• **Records to use**:
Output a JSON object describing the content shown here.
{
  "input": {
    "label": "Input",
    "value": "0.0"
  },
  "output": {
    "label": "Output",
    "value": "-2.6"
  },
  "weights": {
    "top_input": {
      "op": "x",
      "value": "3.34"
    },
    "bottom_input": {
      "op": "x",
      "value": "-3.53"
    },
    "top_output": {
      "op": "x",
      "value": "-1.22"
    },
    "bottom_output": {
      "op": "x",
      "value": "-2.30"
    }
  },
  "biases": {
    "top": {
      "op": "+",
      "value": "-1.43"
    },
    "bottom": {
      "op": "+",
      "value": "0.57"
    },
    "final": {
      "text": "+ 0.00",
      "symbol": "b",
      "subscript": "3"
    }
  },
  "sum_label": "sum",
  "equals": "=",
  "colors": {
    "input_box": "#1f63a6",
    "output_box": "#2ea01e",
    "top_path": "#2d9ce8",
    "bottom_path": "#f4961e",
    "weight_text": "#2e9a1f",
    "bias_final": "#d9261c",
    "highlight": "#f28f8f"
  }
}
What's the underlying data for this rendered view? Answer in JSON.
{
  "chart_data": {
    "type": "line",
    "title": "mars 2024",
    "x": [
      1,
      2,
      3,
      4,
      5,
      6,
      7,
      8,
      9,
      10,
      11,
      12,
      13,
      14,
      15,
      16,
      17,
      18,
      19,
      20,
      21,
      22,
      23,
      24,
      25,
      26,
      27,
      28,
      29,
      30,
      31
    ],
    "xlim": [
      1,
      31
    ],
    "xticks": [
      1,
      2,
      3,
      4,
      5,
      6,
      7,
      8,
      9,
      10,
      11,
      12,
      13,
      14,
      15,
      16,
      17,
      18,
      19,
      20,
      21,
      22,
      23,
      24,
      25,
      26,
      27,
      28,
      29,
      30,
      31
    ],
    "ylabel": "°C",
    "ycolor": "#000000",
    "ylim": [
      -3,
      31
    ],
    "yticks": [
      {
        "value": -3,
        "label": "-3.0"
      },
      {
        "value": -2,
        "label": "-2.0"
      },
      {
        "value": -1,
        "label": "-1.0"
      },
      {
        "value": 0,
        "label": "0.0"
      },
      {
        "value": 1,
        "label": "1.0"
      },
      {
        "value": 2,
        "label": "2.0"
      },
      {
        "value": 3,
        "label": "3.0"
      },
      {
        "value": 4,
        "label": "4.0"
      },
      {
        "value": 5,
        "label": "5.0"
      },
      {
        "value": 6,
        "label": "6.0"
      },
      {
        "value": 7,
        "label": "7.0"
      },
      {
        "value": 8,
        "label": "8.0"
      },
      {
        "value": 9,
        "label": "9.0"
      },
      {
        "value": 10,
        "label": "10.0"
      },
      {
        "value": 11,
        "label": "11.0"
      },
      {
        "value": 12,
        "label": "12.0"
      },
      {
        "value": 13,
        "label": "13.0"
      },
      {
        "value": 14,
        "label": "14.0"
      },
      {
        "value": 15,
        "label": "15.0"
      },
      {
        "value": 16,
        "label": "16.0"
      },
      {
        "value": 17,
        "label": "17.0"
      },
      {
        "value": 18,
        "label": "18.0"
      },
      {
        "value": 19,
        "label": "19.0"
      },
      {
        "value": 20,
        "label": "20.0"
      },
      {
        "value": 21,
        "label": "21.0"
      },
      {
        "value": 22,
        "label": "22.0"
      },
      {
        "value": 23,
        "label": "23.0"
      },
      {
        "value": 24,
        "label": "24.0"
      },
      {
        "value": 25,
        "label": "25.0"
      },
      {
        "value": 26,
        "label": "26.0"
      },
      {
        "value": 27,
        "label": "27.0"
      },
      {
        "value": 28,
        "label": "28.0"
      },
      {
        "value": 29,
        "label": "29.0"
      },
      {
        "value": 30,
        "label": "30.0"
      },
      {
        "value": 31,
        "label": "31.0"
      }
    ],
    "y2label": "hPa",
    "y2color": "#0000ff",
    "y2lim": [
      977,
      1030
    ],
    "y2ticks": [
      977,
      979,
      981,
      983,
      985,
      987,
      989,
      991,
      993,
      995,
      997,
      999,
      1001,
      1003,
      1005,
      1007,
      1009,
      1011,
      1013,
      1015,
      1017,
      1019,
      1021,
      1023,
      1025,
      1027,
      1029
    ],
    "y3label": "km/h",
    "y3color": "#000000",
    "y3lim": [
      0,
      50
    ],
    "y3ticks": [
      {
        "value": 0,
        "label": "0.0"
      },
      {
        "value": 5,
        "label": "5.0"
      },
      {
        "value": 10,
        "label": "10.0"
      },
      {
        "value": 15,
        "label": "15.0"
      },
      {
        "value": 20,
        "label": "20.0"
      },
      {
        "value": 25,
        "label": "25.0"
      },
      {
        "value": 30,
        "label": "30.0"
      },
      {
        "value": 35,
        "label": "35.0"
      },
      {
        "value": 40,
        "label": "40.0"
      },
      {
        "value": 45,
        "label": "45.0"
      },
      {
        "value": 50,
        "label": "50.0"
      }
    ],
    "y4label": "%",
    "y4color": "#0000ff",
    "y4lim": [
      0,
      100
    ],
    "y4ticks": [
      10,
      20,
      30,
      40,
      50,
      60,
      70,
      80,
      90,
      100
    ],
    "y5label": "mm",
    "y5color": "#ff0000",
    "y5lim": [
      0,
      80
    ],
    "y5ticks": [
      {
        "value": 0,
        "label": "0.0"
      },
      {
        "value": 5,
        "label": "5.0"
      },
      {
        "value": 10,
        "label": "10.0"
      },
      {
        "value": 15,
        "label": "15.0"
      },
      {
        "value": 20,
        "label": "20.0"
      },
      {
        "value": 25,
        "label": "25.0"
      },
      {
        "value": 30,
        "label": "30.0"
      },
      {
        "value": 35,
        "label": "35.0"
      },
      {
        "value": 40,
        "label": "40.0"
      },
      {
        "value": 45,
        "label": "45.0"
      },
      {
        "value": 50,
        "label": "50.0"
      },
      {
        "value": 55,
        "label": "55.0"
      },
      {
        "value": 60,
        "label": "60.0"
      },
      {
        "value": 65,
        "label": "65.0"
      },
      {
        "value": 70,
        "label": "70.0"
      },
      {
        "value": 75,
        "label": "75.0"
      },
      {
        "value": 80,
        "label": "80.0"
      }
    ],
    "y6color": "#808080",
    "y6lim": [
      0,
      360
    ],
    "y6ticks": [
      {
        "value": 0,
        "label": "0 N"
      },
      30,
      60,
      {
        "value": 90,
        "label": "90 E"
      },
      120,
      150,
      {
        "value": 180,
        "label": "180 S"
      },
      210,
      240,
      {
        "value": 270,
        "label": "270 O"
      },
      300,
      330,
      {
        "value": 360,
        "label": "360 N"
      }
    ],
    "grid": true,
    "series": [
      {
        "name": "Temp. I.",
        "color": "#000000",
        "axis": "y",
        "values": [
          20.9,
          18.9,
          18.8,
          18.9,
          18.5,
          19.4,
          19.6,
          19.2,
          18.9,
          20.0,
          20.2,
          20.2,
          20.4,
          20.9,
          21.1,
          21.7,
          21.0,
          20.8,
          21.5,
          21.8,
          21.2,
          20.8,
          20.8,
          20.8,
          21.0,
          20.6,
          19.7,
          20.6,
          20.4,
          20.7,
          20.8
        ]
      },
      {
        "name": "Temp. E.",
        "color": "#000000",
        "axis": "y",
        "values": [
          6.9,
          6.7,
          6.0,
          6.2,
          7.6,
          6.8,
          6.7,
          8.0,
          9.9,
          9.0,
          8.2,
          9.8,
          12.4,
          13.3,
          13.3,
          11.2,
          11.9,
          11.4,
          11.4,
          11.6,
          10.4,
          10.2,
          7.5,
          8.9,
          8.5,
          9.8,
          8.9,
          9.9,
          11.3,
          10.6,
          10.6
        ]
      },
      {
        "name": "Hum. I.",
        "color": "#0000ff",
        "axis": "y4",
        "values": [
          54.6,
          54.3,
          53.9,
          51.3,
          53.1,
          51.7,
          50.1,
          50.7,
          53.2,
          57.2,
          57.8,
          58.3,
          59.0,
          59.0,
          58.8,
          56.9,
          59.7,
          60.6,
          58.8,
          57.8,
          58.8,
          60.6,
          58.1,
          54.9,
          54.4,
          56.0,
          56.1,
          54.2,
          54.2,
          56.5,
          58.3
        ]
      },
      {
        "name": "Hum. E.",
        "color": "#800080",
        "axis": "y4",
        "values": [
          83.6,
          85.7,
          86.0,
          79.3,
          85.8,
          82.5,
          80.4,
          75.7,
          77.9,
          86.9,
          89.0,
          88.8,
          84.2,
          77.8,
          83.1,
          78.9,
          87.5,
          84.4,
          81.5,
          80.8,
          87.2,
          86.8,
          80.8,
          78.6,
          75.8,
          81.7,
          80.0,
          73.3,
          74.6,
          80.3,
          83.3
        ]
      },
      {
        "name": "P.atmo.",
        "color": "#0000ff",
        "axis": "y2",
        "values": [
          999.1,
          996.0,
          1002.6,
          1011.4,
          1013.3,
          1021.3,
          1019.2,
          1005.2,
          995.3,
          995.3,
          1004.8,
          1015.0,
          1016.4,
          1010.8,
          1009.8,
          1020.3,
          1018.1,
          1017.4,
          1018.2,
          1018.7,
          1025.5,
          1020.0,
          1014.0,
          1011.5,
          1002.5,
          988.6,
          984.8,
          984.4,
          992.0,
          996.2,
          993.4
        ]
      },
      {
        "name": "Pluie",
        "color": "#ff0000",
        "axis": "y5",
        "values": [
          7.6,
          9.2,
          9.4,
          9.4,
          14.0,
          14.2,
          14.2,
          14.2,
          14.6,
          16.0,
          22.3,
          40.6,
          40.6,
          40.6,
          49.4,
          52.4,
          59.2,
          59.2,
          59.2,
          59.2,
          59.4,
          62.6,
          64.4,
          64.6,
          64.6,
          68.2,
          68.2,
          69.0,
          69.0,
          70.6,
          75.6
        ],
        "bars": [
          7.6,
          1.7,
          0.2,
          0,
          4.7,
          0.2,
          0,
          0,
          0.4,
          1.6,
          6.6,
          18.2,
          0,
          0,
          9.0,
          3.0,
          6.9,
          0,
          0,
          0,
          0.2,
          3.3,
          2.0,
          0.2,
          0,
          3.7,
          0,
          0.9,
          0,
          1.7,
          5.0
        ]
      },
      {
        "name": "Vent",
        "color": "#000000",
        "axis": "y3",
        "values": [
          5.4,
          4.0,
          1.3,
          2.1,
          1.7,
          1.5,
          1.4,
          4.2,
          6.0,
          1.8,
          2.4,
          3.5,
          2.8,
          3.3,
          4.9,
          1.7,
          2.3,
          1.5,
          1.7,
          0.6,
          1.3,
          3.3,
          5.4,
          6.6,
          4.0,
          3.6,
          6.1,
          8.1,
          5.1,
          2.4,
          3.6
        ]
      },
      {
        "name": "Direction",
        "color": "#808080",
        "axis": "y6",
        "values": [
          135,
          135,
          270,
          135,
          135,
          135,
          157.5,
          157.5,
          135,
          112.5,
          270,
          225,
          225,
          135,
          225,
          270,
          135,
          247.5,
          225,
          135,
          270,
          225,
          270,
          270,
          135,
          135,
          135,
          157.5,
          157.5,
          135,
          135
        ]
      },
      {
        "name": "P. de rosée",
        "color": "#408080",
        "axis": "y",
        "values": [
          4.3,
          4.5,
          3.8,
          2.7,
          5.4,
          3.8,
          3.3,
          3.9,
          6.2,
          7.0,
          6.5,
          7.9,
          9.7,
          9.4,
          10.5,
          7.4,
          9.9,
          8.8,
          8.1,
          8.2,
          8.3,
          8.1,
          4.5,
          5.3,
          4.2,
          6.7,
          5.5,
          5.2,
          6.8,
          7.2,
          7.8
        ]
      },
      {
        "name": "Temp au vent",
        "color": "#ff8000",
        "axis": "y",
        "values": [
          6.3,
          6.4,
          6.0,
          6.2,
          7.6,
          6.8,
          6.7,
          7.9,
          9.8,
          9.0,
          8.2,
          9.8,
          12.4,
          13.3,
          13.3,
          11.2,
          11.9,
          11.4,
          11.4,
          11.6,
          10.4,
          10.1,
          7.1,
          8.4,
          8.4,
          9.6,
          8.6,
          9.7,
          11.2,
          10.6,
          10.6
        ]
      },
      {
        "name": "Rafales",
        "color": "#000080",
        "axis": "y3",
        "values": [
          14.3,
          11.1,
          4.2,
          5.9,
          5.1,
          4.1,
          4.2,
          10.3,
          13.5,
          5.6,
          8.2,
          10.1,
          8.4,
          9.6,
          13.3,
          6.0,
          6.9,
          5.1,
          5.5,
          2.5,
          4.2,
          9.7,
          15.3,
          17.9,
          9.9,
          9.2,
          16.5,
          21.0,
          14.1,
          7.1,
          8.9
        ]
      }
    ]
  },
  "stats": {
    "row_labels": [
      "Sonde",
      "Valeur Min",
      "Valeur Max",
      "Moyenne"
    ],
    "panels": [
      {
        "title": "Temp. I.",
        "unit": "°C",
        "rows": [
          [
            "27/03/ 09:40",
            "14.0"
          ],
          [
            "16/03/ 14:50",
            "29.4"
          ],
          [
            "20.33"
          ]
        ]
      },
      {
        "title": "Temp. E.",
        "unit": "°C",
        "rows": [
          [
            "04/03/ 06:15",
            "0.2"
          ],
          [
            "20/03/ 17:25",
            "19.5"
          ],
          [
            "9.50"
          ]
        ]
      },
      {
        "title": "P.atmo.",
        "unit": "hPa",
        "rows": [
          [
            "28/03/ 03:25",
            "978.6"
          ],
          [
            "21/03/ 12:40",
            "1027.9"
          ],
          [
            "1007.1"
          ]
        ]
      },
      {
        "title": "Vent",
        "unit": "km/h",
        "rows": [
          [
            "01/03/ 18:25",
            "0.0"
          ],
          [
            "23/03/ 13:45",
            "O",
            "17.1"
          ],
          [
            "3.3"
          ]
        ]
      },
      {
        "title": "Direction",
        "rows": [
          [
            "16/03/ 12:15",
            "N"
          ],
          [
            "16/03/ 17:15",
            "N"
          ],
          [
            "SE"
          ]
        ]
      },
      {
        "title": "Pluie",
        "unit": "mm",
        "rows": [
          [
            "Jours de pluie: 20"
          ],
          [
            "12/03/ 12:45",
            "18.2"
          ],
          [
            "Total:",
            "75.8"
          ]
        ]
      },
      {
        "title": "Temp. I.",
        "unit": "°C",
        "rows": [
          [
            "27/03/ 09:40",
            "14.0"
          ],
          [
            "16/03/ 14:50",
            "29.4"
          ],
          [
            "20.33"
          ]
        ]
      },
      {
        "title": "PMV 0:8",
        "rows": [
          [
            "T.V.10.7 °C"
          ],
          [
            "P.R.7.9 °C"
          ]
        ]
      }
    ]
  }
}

• **The task**: Pick each line holding the word "Temp" out of the listing.

• **Reply**:
        "name": "Temp. I.",
        "name": "Temp. E.",
        "name": "Temp au vent",
        "title": "Temp. I.",
        "title": "Temp. E.",
        "title": "Temp. I.",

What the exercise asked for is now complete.